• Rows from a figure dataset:
· · · ·

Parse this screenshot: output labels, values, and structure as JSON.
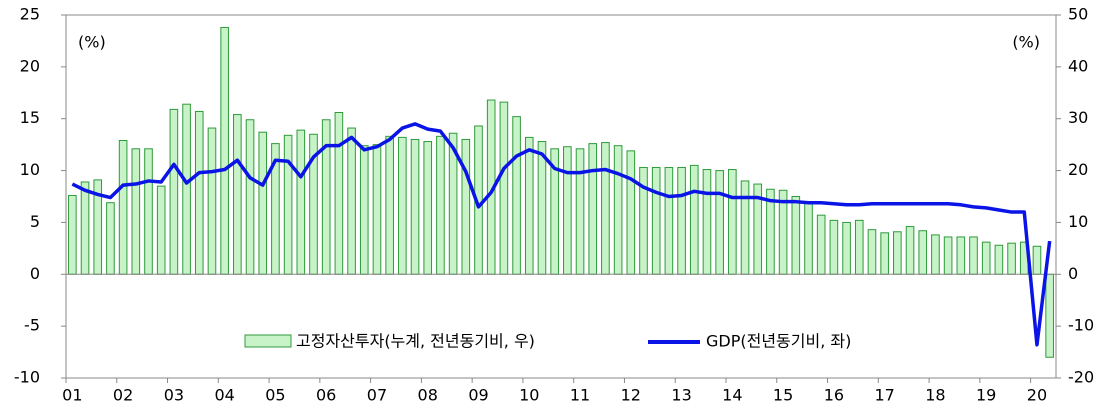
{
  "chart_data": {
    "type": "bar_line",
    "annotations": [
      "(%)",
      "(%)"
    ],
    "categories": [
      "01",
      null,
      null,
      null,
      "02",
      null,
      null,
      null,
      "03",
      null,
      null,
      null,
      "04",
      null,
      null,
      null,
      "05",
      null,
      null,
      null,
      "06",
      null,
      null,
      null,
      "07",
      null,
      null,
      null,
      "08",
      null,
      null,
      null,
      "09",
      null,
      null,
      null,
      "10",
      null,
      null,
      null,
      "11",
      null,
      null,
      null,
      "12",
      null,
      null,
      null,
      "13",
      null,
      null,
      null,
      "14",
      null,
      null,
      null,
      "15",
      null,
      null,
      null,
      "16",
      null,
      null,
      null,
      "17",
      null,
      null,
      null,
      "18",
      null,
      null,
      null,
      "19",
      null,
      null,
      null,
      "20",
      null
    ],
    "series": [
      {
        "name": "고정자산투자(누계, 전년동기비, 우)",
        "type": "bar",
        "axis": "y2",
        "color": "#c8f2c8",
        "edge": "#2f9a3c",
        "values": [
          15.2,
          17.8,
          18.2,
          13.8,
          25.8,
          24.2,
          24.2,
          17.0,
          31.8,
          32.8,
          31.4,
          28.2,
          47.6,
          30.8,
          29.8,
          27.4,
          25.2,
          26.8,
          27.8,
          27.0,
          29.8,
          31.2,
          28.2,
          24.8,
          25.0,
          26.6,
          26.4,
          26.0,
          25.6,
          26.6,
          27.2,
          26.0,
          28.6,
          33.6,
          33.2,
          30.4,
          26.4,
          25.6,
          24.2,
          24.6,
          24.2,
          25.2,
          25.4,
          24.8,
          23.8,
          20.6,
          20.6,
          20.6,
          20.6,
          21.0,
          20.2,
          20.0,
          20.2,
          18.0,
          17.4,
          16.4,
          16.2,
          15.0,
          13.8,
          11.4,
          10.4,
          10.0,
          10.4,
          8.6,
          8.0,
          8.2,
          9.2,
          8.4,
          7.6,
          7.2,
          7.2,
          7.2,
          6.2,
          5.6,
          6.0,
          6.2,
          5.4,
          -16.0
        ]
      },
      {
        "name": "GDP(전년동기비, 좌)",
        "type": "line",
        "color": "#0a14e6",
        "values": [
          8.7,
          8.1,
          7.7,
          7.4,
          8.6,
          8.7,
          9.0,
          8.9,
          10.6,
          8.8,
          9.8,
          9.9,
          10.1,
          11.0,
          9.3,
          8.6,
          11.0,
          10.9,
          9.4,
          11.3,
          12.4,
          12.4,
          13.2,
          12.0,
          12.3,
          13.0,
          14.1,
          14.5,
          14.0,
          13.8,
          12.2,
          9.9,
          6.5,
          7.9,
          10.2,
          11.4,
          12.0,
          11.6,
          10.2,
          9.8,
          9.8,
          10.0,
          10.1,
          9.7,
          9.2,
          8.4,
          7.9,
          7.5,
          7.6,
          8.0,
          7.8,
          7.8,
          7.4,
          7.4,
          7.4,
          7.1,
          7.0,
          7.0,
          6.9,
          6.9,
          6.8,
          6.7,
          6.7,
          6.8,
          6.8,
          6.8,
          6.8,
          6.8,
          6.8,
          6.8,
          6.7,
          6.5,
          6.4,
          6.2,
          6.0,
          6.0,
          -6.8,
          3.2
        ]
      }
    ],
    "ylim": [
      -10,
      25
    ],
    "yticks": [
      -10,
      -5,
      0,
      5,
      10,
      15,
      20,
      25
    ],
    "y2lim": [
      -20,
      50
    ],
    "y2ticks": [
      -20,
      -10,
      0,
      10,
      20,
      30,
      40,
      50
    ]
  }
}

· · · ·

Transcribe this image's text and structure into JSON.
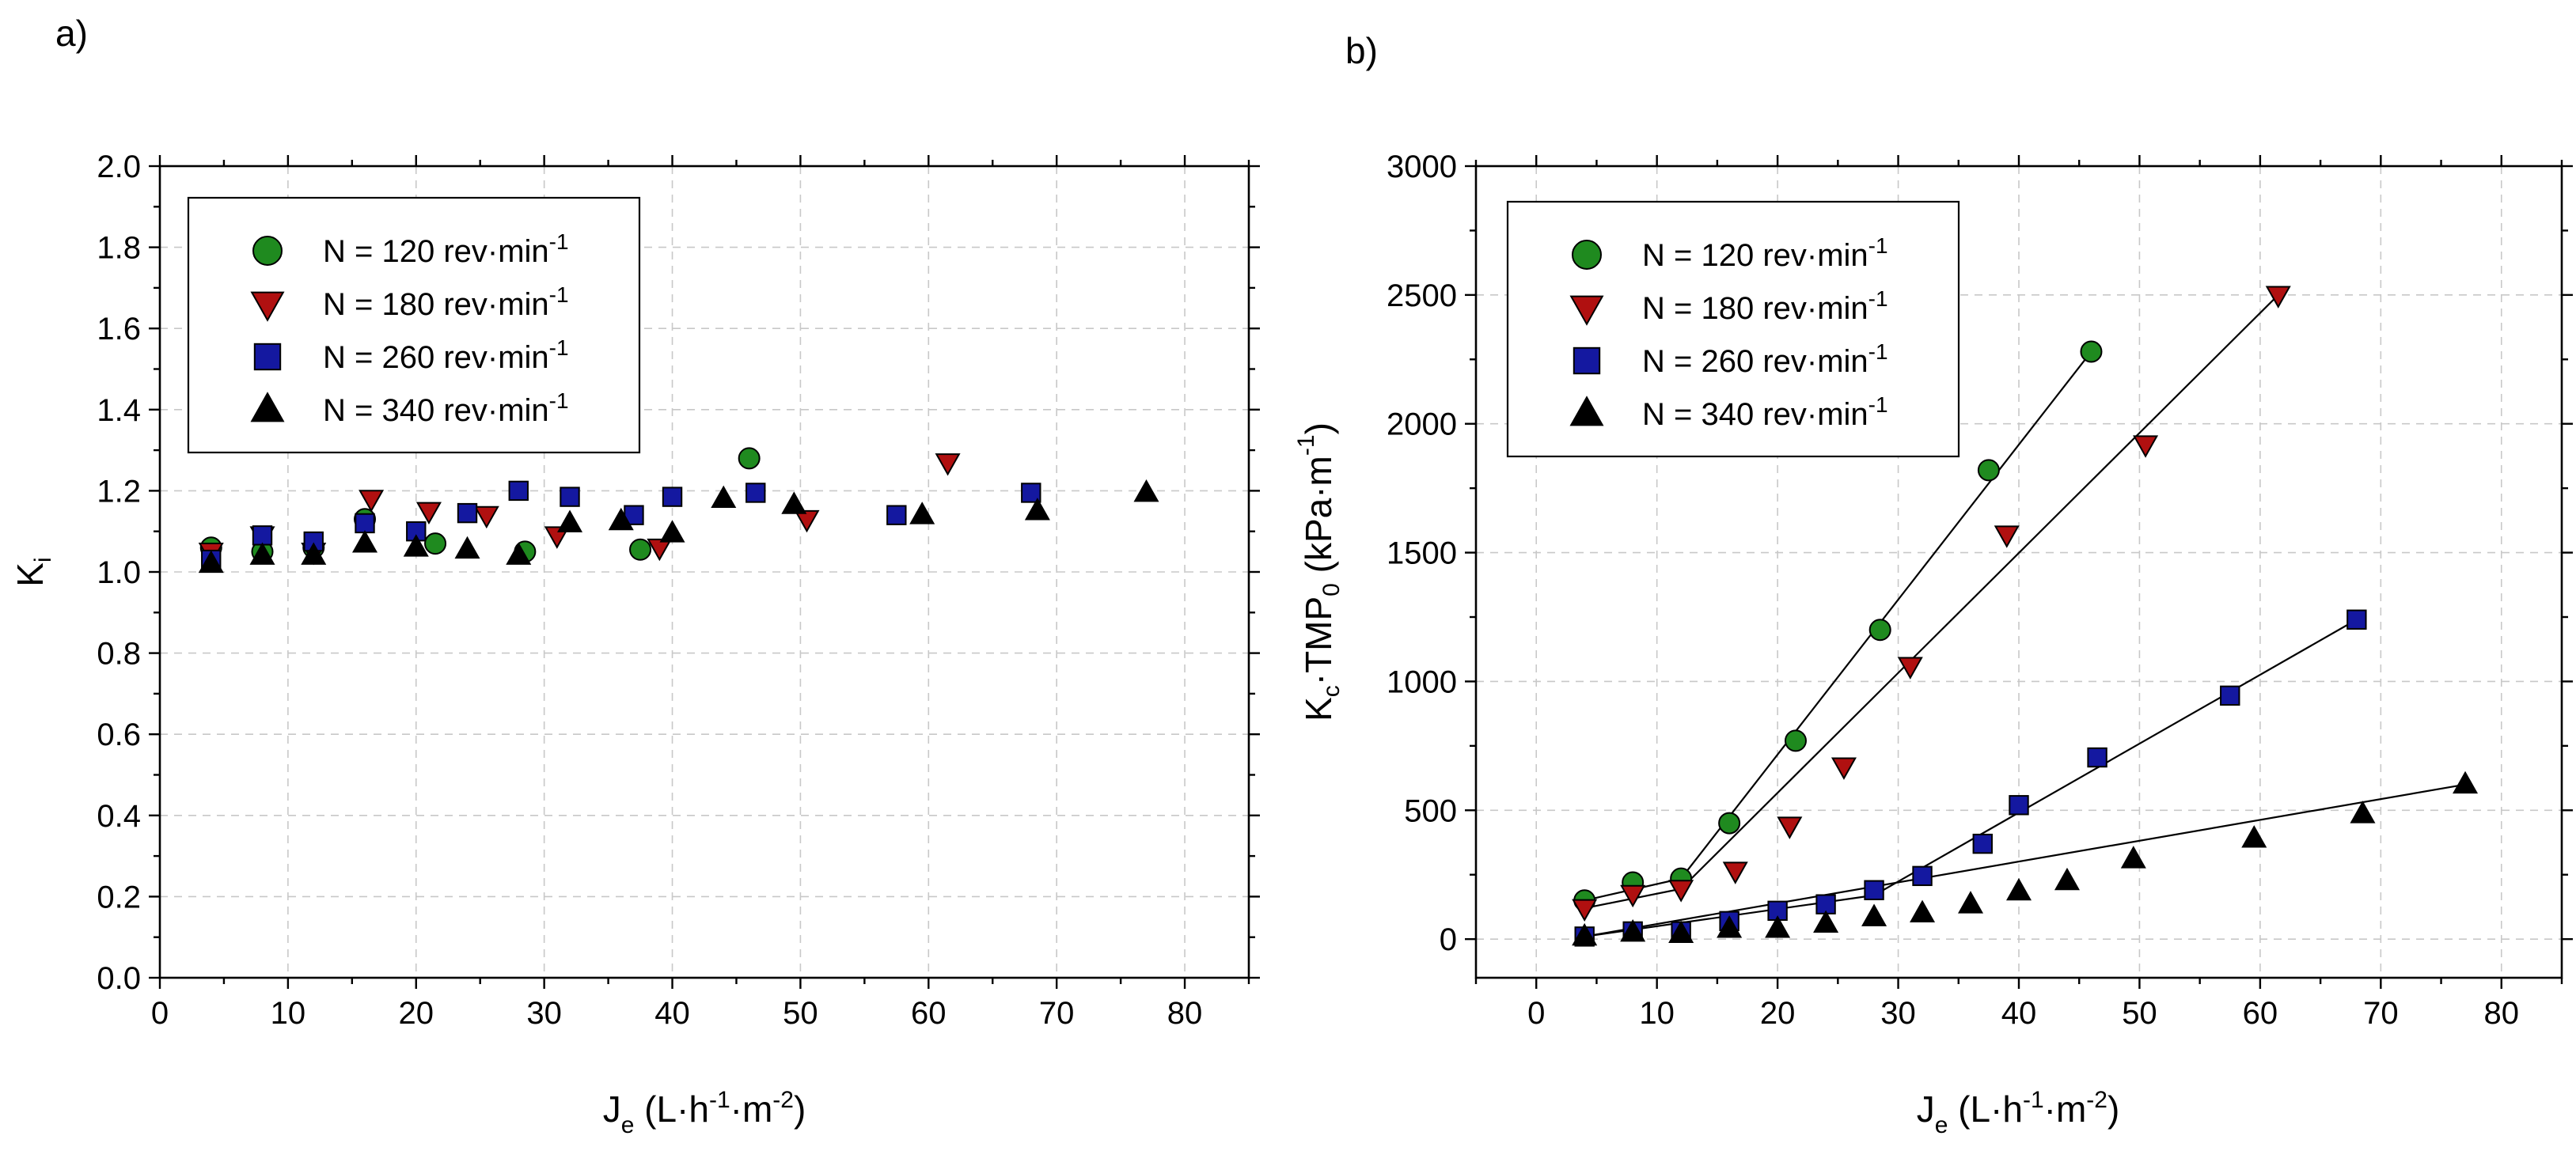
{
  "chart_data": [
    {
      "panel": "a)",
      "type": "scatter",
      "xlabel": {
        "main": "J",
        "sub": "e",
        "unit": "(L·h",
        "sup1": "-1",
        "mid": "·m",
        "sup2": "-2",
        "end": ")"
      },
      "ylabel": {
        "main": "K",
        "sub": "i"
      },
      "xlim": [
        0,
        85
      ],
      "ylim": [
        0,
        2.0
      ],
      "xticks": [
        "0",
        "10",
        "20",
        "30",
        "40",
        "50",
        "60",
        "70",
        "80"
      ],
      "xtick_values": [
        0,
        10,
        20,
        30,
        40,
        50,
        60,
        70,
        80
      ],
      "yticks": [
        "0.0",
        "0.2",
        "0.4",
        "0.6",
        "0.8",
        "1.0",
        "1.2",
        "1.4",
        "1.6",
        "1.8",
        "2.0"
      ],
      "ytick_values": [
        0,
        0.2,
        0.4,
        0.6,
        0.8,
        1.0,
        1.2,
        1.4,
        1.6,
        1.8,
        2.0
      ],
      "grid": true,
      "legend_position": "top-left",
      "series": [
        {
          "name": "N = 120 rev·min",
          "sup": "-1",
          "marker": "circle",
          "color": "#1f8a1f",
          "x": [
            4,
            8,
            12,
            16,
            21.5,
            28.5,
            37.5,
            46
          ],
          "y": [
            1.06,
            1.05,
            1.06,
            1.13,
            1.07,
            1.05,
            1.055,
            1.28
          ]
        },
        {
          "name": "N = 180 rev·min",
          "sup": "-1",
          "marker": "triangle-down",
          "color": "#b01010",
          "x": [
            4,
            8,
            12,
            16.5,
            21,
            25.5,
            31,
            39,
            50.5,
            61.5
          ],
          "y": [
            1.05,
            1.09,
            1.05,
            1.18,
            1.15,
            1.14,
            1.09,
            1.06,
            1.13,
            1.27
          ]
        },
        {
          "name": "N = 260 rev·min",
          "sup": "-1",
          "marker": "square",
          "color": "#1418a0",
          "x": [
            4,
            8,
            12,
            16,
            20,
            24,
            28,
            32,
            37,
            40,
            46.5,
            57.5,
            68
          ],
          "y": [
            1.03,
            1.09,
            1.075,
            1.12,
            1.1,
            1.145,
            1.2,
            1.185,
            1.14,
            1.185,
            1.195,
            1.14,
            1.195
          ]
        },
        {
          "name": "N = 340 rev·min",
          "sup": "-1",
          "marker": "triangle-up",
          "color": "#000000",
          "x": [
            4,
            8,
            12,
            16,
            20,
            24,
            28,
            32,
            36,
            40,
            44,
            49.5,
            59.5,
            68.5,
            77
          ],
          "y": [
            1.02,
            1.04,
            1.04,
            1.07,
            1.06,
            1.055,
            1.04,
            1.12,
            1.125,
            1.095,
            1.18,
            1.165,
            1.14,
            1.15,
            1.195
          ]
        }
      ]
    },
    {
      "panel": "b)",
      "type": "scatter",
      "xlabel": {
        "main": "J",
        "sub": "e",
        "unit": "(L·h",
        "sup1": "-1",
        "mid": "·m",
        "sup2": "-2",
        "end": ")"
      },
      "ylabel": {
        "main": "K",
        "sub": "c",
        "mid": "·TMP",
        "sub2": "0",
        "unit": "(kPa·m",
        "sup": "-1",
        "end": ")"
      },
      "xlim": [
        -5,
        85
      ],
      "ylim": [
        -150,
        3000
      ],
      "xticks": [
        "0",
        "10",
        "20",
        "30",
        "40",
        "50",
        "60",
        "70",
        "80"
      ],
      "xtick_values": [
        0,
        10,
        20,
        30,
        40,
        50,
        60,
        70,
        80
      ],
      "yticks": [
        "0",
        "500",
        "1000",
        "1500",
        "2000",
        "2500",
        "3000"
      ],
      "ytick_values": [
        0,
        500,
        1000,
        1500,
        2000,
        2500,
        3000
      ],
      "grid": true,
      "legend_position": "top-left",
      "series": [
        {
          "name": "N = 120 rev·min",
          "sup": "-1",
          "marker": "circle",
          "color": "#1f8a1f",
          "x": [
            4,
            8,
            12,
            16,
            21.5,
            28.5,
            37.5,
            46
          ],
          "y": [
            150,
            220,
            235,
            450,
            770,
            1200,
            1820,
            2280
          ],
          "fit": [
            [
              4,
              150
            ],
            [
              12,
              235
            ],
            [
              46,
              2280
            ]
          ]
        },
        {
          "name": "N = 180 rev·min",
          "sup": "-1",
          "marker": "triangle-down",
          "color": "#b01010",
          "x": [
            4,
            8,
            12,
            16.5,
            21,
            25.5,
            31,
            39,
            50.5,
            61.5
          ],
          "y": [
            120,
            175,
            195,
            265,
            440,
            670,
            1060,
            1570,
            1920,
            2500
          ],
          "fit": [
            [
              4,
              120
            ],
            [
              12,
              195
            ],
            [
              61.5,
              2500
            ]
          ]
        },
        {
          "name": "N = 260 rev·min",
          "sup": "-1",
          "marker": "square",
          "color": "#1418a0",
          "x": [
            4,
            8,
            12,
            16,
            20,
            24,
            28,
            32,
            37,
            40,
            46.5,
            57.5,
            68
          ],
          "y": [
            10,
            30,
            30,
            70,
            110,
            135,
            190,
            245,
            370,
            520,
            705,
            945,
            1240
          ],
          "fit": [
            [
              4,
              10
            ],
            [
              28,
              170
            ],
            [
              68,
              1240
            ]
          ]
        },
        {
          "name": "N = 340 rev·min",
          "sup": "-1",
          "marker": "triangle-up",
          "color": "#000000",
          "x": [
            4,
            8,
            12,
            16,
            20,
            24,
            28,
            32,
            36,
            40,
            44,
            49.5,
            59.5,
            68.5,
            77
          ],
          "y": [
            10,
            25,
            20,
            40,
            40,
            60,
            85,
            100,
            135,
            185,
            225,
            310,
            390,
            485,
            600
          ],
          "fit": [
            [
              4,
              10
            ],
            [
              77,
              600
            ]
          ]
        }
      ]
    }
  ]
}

· · · ·

• Written request:
Find the word "type" in the data and show each line that holds it.

• Output for this exercise:
    "type": "bar_line",
        "type": "bar",
        "type": "line",
      "type": "scatter",
      "type": "scatter",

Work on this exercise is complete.